(Data records)
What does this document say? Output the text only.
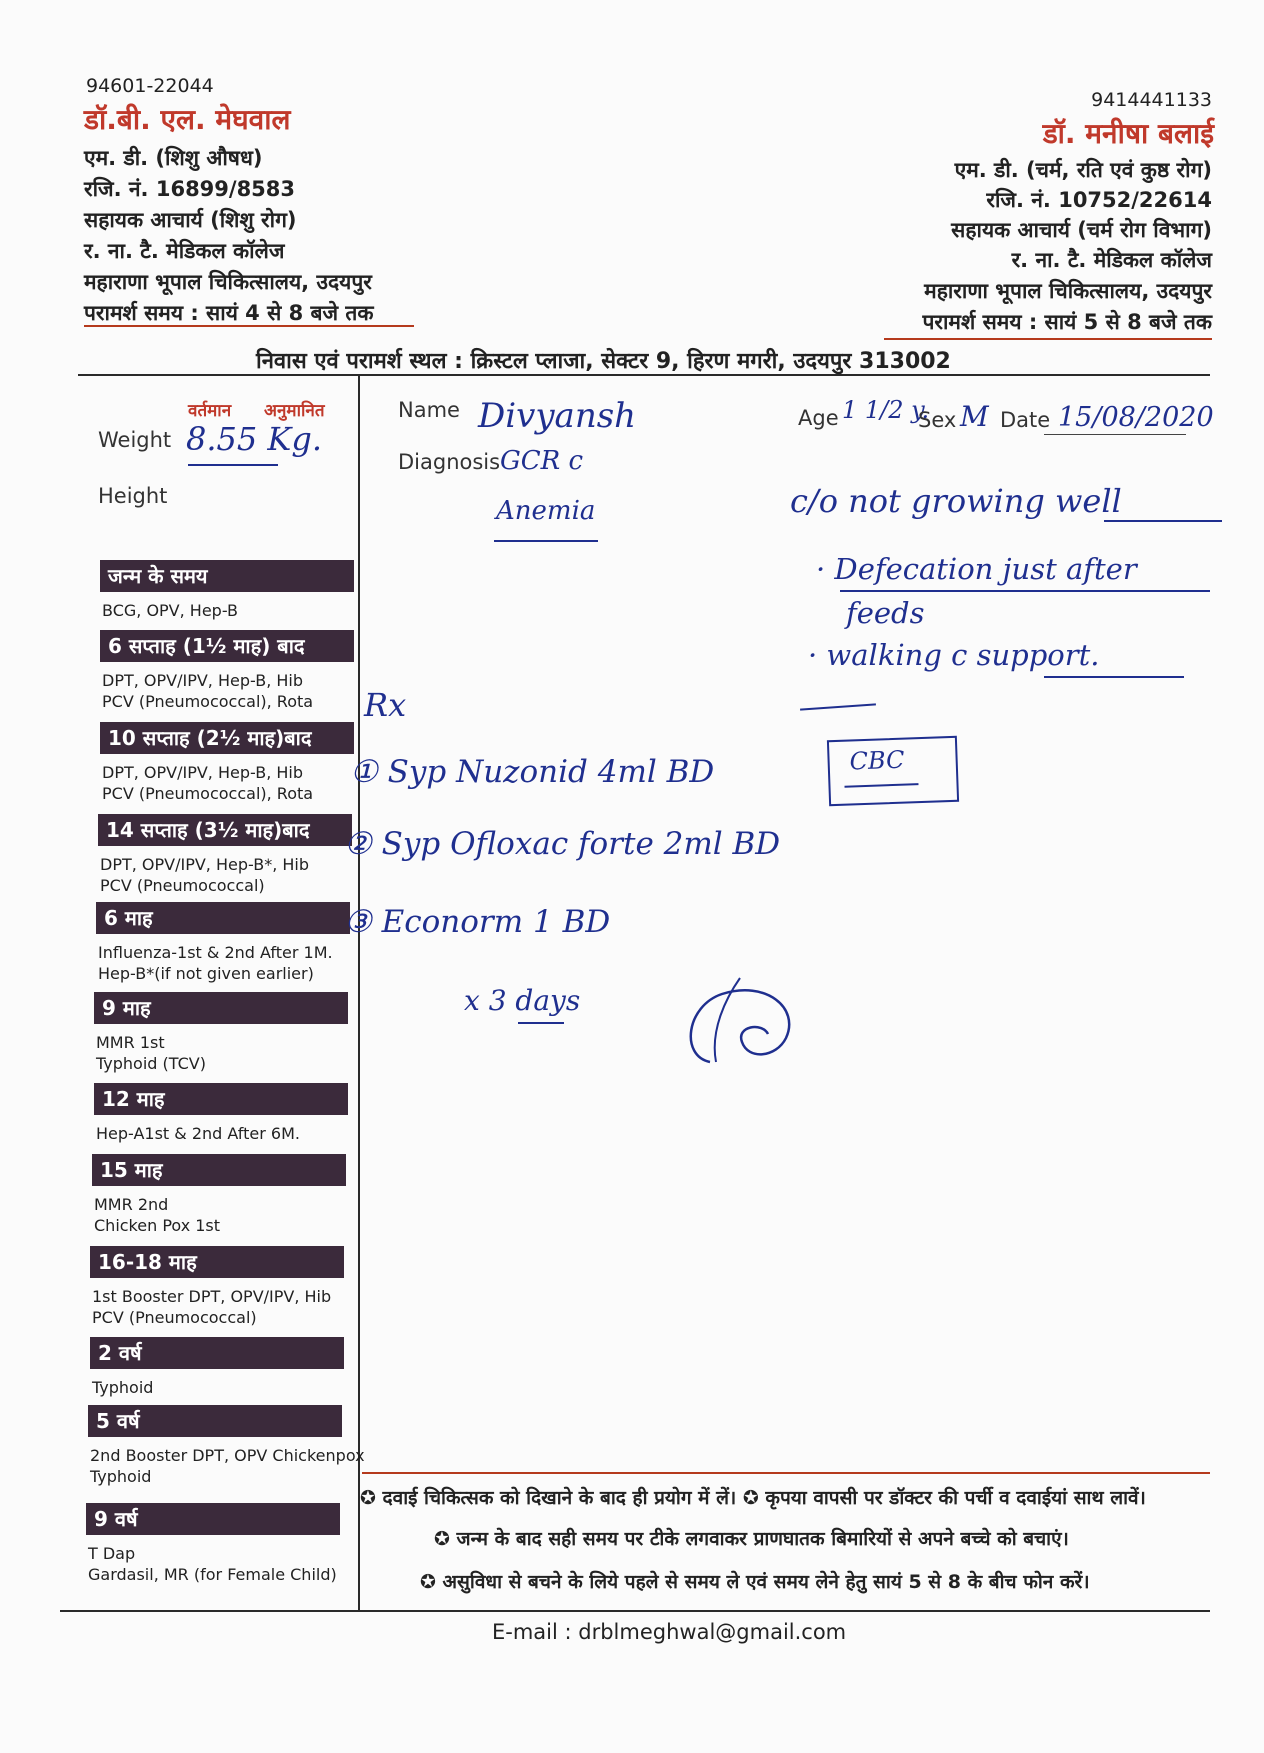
94601-22044
डॉ.बी. एल. मेघवाल
एम. डी. (शिशु औषध)
रजि. नं. 16899/8583
सहायक आचार्य (शिशु रोग)
र. ना. टै. मेडिकल कॉलेज
महाराणा भूपाल चिकित्सालय, उदयपुर
परामर्श समय : सायं 4 से 8 बजे तक
9414441133
डॉ. मनीषा बलाई
एम. डी. (चर्म, रति एवं कुष्ठ रोग)
रजि. नं. 10752/22614
सहायक आचार्य (चर्म रोग विभाग)
र. ना. टै. मेडिकल कॉलेज
महाराणा भूपाल चिकित्सालय, उदयपुर
परामर्श समय : सायं 5 से 8 बजे तक
निवास एवं परामर्श स्थल : क्रिस्टल प्लाजा, सेक्टर 9, हिरण मगरी, उदयपुर 313002
वर्तमान अनुमानित
Weight 8.55 Kg.
Height
जन्म के समय
BCG, OPV, Hep-B
6 सप्ताह (1½ माह) बाद
DPT, OPV/IPV, Hep-B, Hib
PCV (Pneumococcal), Rota
10 सप्ताह (2½ माह)बाद
DPT, OPV/IPV, Hep-B, Hib
PCV (Pneumococcal), Rota
14 सप्ताह (3½ माह)बाद
DPT, OPV/IPV, Hep-B*, Hib
PCV (Pneumococcal)
6 माह
Influenza-1st & 2nd After 1M.
Hep-B*(if not given earlier)
9 माह
MMR 1st
Typhoid (TCV)
12 माह
Hep-A1st & 2nd After 6M.
15 माह
MMR 2nd
Chicken Pox 1st
16-18 माह
1st Booster DPT, OPV/IPV, Hib
PCV (Pneumococcal)
2 वर्ष
Typhoid
5 वर्ष
2nd Booster DPT, OPV Chickenpox
Typhoid
9 वर्ष
T Dap
Gardasil, MR (for Female Child)
Name Divyansh	Age 1 1/2 y.
Sex M Date 15/08/2020
Diagnosis GCR c
Anemia	c/o not growing well
· Defecation just after
feeds
· walking c support.
Rx
① Syp Nuzonid 4ml BD
② Syp Ofloxac forte 2ml BD
③ Econorm 1 BD
x 3 days
CBC
✪ दवाई चिकित्सक को दिखाने के बाद ही प्रयोग में लें। ✪ कृपया वापसी पर डॉक्टर की पर्ची व दवाईयां साथ लावें।
✪ जन्म के बाद सही समय पर टीके लगवाकर प्राणघातक बिमारियों से अपने बच्चे को बचाएं।
✪ असुविधा से बचने के लिये पहले से समय ले एवं समय लेने हेतु सायं 5 से 8 के बीच फोन करें।
E-mail : drblmeghwal@gmail.com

> Work to complete: Are you able to set down all the lines above exactly, without any pictures?

> The response:
What does this document say? Output the text only.
94601-22044
डॉ.बी. एल. मेघवाल
एम. डी. (शिशु औषध)
रजि. नं. 16899/8583
सहायक आचार्य (शिशु रोग)
र. ना. टै. मेडिकल कॉलेज
महाराणा भूपाल चिकित्सालय, उदयपुर
परामर्श समय : सायं 4 से 8 बजे तक
9414441133
डॉ. मनीषा बलाई
एम. डी. (चर्म, रति एवं कुष्ठ रोग)
रजि. नं. 10752/22614
सहायक आचार्य (चर्म रोग विभाग)
र. ना. टै. मेडिकल कॉलेज
महाराणा भूपाल चिकित्सालय, उदयपुर
परामर्श समय : सायं 5 से 8 बजे तक
निवास एवं परामर्श स्थल : क्रिस्टल प्लाजा, सेक्टर 9, हिरण मगरी, उदयपुर 313002
वर्तमान अनुमानित
Weight 8.55 Kg.
Height
जन्म के समय
BCG, OPV, Hep-B
6 सप्ताह (1½ माह) बाद
DPT, OPV/IPV, Hep-B, Hib
PCV (Pneumococcal), Rota
10 सप्ताह (2½ माह)बाद
DPT, OPV/IPV, Hep-B, Hib
PCV (Pneumococcal), Rota
14 सप्ताह (3½ माह)बाद
DPT, OPV/IPV, Hep-B*, Hib
PCV (Pneumococcal)
6 माह
Influenza-1st & 2nd After 1M.
Hep-B*(if not given earlier)
9 माह
MMR 1st
Typhoid (TCV)
12 माह
Hep-A1st & 2nd After 6M.
15 माह
MMR 2nd
Chicken Pox 1st
16-18 माह
1st Booster DPT, OPV/IPV, Hib
PCV (Pneumococcal)
2 वर्ष
Typhoid
5 वर्ष
2nd Booster DPT, OPV Chickenpox
Typhoid
9 वर्ष
T Dap
Gardasil, MR (for Female Child)
Name Divyansh	Age 1 1/2 y.
Sex M Date 15/08/2020
Diagnosis GCR c
Anemia	c/o not growing well
· Defecation just after
feeds
· walking c support.
Rx
① Syp Nuzonid 4ml BD
② Syp Ofloxac forte 2ml BD
③ Econorm 1 BD
x 3 days
CBC
✪ दवाई चिकित्सक को दिखाने के बाद ही प्रयोग में लें। ✪ कृपया वापसी पर डॉक्टर की पर्ची व दवाईयां साथ लावें।
✪ जन्म के बाद सही समय पर टीके लगवाकर प्राणघातक बिमारियों से अपने बच्चे को बचाएं।
✪ असुविधा से बचने के लिये पहले से समय ले एवं समय लेने हेतु सायं 5 से 8 के बीच फोन करें।
E-mail : drblmeghwal@gmail.com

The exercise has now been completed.